WRITTEN INSTRUCTION:
Look for the word "labels" in the entries below, then copy every line that has it.

Collected data entries

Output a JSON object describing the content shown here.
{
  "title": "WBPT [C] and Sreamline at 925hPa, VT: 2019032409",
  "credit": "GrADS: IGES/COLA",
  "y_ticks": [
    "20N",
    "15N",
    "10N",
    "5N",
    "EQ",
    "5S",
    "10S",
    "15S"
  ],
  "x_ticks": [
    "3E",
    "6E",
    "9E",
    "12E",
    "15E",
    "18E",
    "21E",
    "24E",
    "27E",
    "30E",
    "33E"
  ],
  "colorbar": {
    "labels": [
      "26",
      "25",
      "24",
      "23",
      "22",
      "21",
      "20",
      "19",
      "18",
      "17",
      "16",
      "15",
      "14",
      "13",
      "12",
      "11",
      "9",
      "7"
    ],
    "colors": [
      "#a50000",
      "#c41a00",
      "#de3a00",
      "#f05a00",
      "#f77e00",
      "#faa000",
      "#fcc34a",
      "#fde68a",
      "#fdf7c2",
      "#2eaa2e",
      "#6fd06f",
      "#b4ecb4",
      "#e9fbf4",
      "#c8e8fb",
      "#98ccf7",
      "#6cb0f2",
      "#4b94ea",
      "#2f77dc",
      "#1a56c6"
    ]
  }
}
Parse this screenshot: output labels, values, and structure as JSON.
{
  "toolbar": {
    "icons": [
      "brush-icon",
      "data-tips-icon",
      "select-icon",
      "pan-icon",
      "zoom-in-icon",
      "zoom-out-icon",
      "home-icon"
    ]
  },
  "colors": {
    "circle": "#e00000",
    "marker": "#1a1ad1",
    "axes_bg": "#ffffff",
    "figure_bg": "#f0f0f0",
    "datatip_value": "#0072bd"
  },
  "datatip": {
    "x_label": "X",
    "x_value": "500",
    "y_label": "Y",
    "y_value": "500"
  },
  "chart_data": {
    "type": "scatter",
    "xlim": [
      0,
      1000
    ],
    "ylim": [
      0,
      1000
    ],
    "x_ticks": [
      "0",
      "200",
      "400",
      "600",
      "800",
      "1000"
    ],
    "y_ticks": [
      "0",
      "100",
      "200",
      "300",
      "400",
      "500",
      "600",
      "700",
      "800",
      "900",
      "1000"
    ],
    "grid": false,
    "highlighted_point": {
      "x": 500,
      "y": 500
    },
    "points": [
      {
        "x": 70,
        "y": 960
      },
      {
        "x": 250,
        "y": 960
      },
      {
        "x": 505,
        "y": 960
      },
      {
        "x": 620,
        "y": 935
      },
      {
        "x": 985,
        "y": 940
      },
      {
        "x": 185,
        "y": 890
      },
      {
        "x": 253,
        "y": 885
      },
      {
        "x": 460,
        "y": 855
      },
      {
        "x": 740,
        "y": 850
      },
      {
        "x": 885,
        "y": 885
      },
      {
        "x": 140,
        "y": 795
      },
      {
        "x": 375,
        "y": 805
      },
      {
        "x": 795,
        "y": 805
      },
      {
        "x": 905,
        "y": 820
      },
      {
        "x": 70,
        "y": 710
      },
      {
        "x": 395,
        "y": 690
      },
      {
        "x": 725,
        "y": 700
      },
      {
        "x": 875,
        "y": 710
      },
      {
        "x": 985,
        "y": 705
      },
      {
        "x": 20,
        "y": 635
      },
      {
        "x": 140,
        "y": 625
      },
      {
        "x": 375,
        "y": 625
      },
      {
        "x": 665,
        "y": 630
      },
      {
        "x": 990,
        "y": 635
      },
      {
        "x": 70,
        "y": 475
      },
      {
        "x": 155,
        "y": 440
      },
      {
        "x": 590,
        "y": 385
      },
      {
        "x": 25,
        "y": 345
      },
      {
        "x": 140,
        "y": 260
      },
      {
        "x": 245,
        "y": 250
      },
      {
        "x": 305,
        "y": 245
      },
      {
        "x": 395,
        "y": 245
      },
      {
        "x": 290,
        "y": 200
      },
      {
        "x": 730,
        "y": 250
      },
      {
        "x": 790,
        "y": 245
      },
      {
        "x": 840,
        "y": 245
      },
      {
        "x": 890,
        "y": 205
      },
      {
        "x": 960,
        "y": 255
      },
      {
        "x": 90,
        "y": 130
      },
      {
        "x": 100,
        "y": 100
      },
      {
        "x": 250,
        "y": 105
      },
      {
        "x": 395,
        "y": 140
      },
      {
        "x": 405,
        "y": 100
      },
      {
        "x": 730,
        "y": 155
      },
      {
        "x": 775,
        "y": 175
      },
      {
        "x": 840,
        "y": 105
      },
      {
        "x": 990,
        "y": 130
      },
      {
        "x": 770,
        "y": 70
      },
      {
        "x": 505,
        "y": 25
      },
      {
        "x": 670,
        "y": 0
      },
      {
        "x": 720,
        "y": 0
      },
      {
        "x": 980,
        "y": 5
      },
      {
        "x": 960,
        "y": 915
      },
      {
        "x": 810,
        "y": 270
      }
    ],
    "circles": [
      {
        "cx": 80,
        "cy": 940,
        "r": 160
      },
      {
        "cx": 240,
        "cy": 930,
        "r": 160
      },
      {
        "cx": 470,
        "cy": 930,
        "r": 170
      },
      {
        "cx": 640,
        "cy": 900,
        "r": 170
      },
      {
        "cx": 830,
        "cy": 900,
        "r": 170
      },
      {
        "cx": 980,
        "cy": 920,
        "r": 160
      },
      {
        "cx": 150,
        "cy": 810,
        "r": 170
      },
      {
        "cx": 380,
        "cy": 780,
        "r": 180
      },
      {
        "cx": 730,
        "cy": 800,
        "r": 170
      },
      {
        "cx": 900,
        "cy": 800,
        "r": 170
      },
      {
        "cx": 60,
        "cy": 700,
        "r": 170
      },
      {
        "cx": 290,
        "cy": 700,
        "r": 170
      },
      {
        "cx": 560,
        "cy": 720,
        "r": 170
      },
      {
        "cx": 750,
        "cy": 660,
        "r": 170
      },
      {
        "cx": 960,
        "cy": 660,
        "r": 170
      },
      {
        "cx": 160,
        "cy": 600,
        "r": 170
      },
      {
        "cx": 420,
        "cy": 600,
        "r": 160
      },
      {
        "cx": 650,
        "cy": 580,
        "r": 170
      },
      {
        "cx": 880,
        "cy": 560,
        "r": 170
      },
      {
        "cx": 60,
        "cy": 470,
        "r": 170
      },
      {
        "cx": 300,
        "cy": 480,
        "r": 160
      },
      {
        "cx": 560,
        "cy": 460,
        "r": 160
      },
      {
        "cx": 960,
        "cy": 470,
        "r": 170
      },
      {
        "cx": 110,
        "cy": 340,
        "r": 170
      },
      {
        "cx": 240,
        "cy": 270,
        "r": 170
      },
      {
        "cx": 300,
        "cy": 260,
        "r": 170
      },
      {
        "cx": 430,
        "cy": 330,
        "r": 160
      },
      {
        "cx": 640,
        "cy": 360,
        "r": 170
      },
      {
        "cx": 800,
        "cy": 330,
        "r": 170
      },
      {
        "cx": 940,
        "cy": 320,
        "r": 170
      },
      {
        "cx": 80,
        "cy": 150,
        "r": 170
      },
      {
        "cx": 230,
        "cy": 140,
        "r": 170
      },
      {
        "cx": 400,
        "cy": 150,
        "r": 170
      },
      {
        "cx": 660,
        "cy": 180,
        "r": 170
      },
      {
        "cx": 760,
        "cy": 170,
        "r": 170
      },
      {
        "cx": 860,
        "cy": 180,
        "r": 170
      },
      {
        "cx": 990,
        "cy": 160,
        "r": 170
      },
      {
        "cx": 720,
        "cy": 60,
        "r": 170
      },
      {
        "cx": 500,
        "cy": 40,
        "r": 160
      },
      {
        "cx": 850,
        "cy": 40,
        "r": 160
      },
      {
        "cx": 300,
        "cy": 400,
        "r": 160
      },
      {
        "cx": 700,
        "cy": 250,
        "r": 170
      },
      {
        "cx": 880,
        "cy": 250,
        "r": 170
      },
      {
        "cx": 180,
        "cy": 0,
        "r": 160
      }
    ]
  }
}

RESPONSE TO THIS TASK:
    "labels": [
Parse this screenshot: output labels, values, and structure as JSON.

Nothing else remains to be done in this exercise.